::: Supplied data :::

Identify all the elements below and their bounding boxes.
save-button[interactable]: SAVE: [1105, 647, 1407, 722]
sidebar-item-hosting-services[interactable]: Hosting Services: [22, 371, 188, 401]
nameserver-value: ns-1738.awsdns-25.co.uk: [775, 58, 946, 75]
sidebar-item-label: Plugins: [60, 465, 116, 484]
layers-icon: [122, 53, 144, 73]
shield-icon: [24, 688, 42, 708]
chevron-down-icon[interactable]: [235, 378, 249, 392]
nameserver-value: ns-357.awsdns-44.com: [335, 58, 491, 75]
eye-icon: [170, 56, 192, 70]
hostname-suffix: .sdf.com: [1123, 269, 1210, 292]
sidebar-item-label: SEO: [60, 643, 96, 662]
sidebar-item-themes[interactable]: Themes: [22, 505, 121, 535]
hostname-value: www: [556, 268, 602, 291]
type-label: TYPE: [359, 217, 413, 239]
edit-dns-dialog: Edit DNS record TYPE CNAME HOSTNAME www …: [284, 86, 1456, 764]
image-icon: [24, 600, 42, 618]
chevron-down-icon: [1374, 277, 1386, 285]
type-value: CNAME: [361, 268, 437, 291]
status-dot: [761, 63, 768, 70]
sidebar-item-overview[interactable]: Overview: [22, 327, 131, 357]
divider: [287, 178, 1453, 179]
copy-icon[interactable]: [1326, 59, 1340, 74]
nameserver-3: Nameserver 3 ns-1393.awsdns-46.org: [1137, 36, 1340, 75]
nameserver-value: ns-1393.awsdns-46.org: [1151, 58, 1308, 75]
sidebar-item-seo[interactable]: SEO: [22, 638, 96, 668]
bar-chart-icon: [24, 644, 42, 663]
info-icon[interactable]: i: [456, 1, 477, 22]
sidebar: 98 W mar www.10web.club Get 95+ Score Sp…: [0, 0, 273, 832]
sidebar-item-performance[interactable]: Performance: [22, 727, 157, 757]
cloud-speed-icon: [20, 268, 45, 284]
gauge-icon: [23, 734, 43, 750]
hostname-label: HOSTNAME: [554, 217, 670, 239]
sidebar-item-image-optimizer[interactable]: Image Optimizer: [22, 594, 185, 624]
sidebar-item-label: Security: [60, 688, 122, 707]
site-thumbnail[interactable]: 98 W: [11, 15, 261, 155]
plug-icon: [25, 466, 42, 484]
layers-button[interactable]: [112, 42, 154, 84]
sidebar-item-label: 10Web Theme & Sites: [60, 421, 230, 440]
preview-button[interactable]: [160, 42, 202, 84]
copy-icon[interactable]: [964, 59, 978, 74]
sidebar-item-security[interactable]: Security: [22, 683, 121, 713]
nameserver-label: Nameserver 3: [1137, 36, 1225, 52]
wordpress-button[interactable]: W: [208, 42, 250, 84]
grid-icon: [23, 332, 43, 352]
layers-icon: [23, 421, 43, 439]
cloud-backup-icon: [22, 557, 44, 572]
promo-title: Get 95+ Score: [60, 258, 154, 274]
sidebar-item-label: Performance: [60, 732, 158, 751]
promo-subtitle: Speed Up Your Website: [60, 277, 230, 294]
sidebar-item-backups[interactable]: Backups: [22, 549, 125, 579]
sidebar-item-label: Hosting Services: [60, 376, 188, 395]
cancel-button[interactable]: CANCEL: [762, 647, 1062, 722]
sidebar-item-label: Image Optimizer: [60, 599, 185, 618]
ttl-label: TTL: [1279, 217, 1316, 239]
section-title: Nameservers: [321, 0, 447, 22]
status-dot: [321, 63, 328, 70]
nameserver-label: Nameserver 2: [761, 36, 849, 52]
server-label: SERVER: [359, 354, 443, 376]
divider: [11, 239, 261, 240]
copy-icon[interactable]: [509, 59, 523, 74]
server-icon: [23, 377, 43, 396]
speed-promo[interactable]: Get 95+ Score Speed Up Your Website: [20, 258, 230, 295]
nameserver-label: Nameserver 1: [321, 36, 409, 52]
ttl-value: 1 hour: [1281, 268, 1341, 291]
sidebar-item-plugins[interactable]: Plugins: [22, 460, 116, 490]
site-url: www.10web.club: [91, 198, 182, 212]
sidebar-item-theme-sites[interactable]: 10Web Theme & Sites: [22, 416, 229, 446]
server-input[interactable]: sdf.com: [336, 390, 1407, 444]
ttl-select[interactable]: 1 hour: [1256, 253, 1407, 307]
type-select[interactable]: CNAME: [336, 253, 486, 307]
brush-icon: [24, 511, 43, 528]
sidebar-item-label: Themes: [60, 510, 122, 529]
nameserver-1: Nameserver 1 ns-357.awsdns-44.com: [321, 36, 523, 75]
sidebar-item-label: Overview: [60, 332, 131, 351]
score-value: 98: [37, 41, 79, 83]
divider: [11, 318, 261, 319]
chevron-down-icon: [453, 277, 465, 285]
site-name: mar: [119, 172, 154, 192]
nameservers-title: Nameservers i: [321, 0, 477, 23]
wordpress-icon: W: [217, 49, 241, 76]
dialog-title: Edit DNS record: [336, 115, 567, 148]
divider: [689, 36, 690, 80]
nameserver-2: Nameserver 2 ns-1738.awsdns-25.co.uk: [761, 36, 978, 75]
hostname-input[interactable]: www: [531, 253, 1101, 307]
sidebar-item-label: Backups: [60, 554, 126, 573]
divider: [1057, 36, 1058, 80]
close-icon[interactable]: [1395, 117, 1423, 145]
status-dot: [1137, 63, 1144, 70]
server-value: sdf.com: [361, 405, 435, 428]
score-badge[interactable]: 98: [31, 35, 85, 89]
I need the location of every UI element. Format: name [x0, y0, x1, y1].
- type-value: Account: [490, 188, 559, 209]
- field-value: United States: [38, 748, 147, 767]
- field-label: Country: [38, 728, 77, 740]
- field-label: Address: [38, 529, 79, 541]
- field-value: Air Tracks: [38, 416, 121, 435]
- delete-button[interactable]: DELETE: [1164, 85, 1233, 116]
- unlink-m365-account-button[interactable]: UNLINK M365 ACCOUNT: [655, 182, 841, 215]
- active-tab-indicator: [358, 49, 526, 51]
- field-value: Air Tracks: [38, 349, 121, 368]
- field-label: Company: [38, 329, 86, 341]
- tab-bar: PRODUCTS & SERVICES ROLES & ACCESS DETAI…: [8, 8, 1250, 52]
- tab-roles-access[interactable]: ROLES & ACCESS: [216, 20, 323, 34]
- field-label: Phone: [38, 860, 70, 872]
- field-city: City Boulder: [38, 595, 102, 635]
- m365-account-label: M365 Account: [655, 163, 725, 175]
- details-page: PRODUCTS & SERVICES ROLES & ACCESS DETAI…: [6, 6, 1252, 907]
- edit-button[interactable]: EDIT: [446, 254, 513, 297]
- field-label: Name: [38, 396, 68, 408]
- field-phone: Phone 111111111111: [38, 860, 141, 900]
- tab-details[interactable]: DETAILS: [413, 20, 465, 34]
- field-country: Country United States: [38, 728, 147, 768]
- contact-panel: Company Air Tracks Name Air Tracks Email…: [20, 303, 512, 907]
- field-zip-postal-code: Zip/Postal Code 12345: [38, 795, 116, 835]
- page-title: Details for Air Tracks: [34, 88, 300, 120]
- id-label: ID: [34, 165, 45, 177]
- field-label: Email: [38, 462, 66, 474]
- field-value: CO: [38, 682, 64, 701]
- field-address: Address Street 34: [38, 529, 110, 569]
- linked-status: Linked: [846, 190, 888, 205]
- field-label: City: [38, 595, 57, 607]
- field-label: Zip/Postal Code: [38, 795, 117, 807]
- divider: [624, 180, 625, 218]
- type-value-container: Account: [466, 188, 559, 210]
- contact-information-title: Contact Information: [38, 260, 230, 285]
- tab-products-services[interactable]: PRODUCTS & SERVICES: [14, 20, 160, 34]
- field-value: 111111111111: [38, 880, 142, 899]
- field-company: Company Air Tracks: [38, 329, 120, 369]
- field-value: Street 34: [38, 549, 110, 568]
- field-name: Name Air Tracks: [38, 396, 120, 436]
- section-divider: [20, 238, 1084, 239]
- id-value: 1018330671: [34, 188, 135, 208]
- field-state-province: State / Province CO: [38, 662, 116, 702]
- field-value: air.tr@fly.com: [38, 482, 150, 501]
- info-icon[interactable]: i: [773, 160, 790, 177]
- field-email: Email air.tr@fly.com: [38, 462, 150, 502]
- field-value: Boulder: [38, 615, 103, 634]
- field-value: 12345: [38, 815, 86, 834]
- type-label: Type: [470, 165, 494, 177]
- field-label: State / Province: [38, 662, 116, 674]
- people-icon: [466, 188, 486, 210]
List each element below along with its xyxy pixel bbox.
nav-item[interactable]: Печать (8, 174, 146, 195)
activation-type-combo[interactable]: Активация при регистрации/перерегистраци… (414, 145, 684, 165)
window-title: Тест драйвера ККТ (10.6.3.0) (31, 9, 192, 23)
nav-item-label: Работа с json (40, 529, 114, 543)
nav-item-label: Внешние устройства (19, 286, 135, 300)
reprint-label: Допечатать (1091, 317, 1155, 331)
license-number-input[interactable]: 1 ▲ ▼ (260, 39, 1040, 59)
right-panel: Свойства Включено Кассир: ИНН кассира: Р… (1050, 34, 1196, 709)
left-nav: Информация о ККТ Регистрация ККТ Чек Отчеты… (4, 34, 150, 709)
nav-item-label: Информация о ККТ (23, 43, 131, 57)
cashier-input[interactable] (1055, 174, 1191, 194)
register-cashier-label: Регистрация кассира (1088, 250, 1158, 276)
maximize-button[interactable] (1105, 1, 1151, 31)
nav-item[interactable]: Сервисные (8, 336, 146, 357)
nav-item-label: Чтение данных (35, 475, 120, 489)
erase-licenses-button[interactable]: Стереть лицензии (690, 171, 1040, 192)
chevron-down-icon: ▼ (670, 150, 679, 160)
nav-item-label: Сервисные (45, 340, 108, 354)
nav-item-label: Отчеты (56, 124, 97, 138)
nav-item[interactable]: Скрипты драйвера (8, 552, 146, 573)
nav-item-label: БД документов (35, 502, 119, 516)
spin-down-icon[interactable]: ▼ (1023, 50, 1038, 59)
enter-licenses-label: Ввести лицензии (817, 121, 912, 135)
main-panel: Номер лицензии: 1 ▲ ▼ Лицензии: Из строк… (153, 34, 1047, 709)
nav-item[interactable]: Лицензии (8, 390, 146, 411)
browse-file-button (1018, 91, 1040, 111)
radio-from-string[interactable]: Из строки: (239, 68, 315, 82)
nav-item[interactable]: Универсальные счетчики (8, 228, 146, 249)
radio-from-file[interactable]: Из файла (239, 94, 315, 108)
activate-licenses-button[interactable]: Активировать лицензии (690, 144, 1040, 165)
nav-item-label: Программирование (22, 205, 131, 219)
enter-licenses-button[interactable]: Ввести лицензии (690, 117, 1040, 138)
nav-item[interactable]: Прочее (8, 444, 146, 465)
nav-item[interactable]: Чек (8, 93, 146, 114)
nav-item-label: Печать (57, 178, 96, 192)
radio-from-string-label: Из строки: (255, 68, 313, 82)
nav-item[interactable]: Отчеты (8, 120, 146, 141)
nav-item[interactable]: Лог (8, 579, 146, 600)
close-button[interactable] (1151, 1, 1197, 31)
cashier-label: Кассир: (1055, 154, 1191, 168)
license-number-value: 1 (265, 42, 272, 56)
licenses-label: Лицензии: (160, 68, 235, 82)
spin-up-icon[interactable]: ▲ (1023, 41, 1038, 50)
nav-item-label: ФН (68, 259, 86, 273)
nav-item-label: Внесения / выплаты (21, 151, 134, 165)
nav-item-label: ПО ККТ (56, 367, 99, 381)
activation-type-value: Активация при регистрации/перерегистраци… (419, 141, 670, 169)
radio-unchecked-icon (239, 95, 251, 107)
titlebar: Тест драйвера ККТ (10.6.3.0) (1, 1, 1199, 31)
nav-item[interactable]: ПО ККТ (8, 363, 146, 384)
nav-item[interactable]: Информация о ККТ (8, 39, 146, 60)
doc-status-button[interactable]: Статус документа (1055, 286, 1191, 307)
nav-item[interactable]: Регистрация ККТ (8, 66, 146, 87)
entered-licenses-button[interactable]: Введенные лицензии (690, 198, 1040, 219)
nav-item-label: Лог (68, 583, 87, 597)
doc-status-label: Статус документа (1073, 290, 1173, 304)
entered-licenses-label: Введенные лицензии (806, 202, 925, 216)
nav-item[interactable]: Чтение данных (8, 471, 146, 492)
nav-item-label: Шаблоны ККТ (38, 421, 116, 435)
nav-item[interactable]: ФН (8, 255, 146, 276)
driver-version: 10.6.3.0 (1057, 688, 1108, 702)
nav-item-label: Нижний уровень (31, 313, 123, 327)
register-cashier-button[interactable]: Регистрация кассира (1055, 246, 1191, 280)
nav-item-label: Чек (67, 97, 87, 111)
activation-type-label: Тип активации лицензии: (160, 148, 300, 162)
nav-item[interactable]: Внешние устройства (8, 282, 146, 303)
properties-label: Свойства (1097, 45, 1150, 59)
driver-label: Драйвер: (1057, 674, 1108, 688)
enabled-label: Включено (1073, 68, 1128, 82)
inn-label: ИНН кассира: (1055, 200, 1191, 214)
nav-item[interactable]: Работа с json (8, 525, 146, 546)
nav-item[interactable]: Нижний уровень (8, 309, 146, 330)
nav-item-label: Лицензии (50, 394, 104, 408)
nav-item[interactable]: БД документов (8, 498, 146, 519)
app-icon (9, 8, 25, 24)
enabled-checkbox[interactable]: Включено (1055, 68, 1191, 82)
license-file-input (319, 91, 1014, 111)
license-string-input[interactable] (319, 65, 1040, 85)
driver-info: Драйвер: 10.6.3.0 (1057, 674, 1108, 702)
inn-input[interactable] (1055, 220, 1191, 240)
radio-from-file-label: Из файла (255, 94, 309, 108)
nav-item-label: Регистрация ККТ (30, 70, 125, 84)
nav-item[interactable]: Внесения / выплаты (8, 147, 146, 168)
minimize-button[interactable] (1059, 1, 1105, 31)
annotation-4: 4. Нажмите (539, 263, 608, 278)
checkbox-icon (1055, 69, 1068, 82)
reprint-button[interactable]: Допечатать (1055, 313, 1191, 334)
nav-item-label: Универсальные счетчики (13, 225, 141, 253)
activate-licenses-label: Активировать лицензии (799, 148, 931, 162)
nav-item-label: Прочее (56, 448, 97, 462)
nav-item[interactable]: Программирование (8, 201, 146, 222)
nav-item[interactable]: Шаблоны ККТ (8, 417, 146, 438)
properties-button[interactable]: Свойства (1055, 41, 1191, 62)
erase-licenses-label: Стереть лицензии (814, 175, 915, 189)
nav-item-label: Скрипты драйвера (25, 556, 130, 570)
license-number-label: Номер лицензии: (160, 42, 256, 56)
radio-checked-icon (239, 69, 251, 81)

:::

**Exercise goal**
Change every "chevron-down-icon" to "caret-down-icon" in the entries, starting at the first line and ending at the line that contains "plug-icon: [25, 466, 42, 484]", and write those lines out again with nothing else altered.

**Response to this task**
Identify all the elements below and their bounding boxes.
save-button[interactable]: SAVE: [1105, 647, 1407, 722]
sidebar-item-hosting-services[interactable]: Hosting Services: [22, 371, 188, 401]
nameserver-value: ns-1738.awsdns-25.co.uk: [775, 58, 946, 75]
sidebar-item-label: Plugins: [60, 465, 116, 484]
layers-icon: [122, 53, 144, 73]
shield-icon: [24, 688, 42, 708]
caret-down-icon[interactable]: [235, 378, 249, 392]
nameserver-value: ns-357.awsdns-44.com: [335, 58, 491, 75]
eye-icon: [170, 56, 192, 70]
hostname-suffix: .sdf.com: [1123, 269, 1210, 292]
sidebar-item-label: SEO: [60, 643, 96, 662]
sidebar-item-themes[interactable]: Themes: [22, 505, 121, 535]
hostname-value: www: [556, 268, 602, 291]
type-label: TYPE: [359, 217, 413, 239]
edit-dns-dialog: Edit DNS record TYPE CNAME HOSTNAME www …: [284, 86, 1456, 764]
image-icon: [24, 600, 42, 618]
caret-down-icon: [1374, 277, 1386, 285]
type-value: CNAME: [361, 268, 437, 291]
status-dot: [761, 63, 768, 70]
sidebar-item-overview[interactable]: Overview: [22, 327, 131, 357]
divider: [287, 178, 1453, 179]
copy-icon[interactable]: [1326, 59, 1340, 74]
nameserver-3: Nameserver 3 ns-1393.awsdns-46.org: [1137, 36, 1340, 75]
nameserver-value: ns-1393.awsdns-46.org: [1151, 58, 1308, 75]
sidebar-item-seo[interactable]: SEO: [22, 638, 96, 668]
bar-chart-icon: [24, 644, 42, 663]
info-icon[interactable]: i: [456, 1, 477, 22]
sidebar: 98 W mar www.10web.club Get 95+ Score Sp…: [0, 0, 273, 832]
sidebar-item-performance[interactable]: Performance: [22, 727, 157, 757]
cloud-speed-icon: [20, 268, 45, 284]
gauge-icon: [23, 734, 43, 750]
hostname-label: HOSTNAME: [554, 217, 670, 239]
sidebar-item-image-optimizer[interactable]: Image Optimizer: [22, 594, 185, 624]
sidebar-item-label: Security: [60, 688, 122, 707]
site-thumbnail[interactable]: 98 W: [11, 15, 261, 155]
plug-icon: [25, 466, 42, 484]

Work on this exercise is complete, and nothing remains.